— START OF Records for this exercise —

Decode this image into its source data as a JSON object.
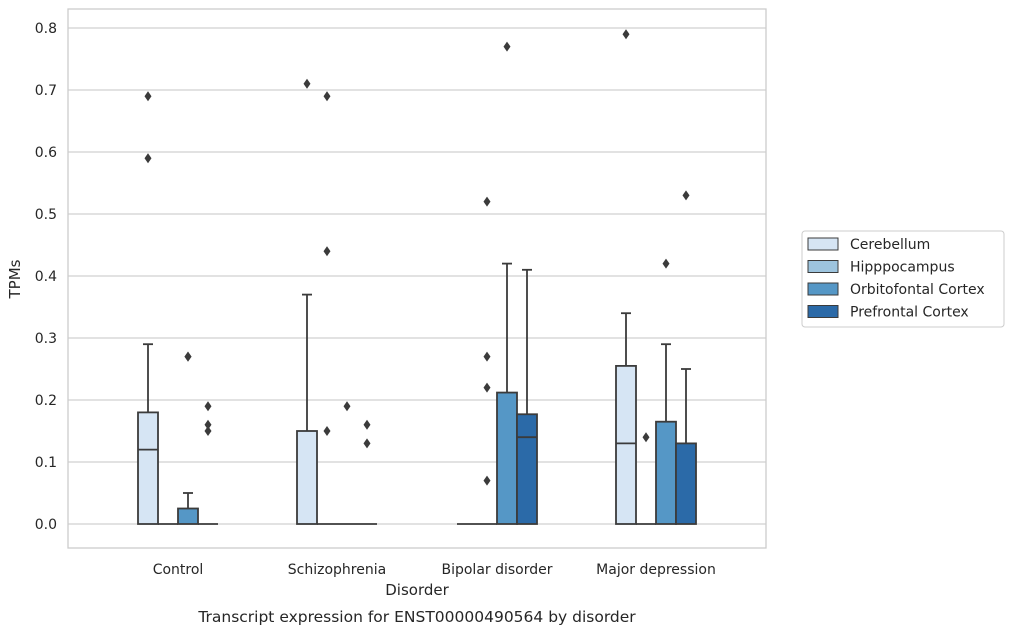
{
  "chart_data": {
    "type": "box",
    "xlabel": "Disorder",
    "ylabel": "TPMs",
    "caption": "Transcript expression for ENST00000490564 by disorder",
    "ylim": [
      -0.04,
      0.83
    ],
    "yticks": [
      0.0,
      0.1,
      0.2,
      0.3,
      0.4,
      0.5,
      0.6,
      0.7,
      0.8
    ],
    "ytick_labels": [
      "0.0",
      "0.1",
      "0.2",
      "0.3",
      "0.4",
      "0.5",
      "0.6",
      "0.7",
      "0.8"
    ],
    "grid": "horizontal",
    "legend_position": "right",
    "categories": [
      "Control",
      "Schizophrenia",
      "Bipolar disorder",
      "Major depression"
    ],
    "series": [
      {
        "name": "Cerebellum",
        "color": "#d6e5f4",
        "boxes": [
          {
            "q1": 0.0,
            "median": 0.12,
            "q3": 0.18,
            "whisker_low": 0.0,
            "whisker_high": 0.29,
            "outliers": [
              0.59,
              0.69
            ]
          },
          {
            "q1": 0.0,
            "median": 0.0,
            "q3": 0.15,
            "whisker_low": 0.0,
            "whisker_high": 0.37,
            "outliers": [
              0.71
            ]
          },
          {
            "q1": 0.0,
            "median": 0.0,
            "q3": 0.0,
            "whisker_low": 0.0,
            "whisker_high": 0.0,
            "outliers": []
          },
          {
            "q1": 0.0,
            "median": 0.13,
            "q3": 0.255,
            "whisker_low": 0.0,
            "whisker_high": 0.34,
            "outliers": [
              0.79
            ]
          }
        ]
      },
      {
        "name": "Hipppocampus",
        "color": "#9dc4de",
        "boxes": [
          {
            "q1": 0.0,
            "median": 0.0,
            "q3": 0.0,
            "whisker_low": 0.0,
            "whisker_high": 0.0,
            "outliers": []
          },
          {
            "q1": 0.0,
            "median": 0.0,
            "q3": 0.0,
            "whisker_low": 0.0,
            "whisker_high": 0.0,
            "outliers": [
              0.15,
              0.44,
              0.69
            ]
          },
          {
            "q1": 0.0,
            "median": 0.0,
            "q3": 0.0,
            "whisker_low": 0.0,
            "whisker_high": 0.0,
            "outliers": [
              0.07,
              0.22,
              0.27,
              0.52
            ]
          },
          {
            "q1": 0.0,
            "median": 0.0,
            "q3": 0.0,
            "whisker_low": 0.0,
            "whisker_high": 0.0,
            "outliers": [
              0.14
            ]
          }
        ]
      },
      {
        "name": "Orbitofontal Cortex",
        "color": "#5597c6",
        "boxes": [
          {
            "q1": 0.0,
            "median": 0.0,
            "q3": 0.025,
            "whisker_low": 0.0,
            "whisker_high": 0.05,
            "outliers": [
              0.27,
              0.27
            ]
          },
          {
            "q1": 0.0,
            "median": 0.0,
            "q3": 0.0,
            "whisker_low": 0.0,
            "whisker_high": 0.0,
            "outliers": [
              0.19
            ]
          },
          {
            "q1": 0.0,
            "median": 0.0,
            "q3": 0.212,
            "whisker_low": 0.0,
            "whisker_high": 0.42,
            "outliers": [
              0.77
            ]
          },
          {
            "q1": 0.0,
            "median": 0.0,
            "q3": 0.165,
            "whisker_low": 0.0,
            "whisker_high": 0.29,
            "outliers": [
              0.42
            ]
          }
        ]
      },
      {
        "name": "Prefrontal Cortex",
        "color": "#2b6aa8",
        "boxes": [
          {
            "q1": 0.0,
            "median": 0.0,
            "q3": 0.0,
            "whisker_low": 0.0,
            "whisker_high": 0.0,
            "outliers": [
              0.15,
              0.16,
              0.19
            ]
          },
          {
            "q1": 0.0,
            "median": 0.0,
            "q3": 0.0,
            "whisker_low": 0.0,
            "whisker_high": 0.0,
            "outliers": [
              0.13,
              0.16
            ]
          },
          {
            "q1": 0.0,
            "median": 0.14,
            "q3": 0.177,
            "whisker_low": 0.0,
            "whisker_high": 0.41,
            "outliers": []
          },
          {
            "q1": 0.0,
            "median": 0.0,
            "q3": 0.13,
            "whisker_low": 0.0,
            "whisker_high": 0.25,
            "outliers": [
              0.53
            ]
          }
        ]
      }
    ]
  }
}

— END OF Records for this exercise —
— START OF Records for this exercise —

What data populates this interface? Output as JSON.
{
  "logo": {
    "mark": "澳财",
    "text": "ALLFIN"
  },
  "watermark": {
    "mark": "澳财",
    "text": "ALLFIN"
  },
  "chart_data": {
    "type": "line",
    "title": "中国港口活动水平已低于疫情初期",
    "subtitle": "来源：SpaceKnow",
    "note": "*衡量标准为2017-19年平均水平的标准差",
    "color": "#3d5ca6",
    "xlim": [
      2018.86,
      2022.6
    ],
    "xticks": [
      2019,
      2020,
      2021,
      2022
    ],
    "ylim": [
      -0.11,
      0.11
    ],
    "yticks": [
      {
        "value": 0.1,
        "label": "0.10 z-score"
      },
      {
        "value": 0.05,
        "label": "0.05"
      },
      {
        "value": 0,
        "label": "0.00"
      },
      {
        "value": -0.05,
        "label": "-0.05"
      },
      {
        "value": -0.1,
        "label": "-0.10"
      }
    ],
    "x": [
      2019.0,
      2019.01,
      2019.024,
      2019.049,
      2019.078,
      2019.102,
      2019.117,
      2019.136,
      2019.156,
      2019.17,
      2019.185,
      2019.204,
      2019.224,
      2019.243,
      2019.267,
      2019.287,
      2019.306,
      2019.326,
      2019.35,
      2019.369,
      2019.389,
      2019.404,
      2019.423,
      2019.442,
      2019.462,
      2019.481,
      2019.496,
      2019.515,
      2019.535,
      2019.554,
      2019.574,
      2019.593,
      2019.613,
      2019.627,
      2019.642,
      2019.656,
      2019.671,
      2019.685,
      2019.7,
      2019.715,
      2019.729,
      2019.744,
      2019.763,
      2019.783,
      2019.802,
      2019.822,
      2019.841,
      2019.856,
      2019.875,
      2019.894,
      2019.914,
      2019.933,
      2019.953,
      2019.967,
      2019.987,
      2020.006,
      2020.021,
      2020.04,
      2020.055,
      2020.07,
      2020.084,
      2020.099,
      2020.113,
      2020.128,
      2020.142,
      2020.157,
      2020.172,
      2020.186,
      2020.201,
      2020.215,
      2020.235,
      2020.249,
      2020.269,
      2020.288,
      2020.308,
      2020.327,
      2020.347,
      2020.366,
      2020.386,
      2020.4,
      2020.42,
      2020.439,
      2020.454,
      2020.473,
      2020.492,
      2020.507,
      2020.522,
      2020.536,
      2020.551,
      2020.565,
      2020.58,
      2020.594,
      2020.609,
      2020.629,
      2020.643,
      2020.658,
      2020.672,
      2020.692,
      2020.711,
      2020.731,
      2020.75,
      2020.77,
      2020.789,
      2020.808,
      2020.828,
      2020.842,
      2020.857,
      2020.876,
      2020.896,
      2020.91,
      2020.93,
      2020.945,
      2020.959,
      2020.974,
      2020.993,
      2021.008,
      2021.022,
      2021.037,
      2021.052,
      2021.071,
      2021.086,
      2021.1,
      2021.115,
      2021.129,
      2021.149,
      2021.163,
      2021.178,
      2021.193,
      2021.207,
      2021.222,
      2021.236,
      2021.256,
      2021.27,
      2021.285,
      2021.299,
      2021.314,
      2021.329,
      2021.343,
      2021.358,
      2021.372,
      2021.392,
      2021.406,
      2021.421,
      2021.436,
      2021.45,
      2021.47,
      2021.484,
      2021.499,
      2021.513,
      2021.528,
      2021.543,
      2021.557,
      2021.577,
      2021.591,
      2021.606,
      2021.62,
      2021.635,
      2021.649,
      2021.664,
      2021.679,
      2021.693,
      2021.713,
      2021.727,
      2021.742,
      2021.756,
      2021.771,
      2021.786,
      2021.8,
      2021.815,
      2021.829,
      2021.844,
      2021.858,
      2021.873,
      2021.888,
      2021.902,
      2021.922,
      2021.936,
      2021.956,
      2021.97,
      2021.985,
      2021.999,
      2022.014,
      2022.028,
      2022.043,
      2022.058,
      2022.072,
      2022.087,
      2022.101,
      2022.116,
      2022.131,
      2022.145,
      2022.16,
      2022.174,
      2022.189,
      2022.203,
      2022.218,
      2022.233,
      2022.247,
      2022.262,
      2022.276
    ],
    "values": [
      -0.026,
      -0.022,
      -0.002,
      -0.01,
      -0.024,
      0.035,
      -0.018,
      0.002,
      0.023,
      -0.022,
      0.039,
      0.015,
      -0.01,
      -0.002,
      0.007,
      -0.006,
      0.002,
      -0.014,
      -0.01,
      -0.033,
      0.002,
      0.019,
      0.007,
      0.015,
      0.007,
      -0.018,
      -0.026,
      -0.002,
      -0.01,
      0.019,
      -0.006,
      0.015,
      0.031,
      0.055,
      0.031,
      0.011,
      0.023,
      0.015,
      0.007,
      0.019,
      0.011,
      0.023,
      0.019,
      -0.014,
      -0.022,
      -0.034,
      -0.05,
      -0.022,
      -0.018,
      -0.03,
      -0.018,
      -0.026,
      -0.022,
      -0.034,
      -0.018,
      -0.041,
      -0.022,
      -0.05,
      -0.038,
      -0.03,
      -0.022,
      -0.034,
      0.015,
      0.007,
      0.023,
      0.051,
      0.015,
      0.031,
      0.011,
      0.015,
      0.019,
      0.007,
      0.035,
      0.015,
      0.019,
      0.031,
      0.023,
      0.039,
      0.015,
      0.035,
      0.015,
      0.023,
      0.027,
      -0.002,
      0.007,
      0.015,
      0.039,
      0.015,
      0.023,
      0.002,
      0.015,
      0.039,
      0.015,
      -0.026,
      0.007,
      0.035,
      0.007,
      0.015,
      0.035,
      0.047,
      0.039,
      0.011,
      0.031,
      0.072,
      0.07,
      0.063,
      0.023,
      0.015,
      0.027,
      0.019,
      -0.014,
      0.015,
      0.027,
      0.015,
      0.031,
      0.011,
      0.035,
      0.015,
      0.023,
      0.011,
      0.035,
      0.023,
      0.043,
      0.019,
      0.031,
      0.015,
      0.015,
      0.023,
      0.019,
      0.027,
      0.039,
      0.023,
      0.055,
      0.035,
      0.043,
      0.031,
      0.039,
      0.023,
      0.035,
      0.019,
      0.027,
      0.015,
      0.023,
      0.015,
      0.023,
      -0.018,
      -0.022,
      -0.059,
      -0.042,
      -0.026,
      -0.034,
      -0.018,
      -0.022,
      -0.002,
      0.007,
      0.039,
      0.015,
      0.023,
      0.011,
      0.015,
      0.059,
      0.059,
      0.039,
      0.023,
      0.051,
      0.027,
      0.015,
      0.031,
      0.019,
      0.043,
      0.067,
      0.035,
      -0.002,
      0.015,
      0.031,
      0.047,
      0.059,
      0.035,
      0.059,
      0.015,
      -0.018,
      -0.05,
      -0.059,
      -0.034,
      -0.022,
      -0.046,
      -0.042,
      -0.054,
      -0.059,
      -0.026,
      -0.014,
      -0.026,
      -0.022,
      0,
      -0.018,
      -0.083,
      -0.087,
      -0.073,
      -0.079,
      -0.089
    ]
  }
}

— END OF Records for this exercise —

Do this: Gather all lines from the listing above in which "JSON" occurs.

Final answer:
Decode this image into its source data as a JSON object.
What data populates this interface? Output as JSON.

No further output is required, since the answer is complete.